MATERIAL SHOWN
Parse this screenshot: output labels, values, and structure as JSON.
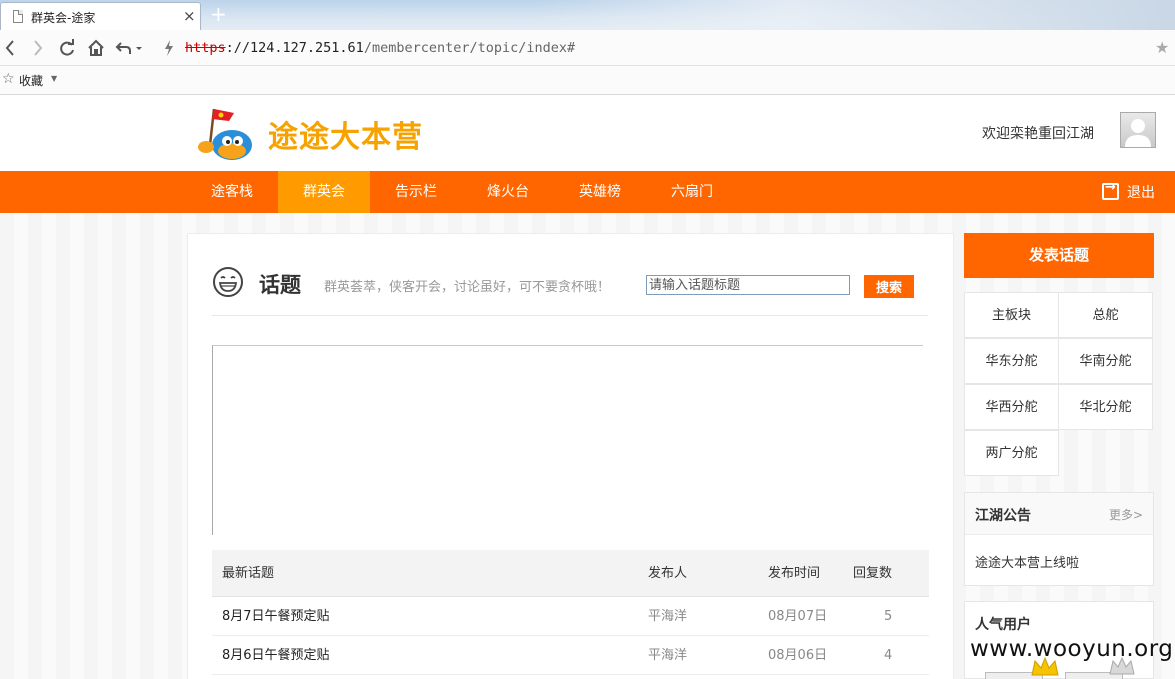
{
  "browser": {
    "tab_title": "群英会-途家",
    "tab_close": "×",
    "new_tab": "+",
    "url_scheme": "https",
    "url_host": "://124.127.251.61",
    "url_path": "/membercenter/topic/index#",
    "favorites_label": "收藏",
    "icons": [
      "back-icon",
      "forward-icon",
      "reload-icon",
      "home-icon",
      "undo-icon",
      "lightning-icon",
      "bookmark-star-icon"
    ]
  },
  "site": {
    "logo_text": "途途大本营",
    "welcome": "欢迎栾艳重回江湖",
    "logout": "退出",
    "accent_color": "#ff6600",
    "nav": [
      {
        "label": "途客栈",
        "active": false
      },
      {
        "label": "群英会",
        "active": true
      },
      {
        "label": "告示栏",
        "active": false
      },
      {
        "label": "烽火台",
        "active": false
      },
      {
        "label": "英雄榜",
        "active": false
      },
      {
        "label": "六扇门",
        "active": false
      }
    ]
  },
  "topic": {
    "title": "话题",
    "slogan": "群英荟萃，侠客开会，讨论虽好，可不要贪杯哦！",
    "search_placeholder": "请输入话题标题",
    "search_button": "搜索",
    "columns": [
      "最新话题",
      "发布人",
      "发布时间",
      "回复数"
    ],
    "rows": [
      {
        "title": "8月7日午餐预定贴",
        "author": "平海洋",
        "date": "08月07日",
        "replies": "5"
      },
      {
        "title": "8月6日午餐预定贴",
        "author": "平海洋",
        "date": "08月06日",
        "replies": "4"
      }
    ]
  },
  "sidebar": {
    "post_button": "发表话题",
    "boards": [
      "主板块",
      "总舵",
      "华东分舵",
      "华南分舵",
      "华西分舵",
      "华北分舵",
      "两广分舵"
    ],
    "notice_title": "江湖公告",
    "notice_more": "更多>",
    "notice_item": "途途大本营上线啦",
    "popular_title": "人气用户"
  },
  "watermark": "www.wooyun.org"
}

---

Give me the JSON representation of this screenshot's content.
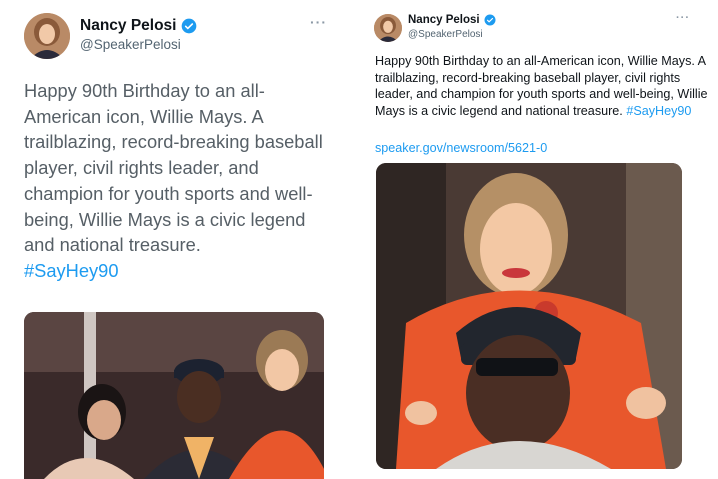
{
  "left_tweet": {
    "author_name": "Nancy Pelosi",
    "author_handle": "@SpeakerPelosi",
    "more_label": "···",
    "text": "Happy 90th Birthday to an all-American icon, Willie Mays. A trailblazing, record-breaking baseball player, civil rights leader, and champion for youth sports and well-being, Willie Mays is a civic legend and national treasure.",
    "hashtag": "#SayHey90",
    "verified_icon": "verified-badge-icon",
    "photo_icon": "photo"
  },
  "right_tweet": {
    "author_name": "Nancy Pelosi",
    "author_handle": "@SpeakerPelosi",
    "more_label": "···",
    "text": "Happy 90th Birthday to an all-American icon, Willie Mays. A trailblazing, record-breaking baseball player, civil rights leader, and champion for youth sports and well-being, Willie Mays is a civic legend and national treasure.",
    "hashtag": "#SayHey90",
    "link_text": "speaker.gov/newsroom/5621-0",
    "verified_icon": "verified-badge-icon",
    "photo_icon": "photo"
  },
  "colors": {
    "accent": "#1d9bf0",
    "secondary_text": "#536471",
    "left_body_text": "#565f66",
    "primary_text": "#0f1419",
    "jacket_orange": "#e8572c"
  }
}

WORK REQUIRED
Using the records above, gather all lines where the string "this" is present.

EXERCISE ANSWER
Parse this screenshot: output labels, values, and structure as JSON.
Give me the JSON representation of this screenshot's content.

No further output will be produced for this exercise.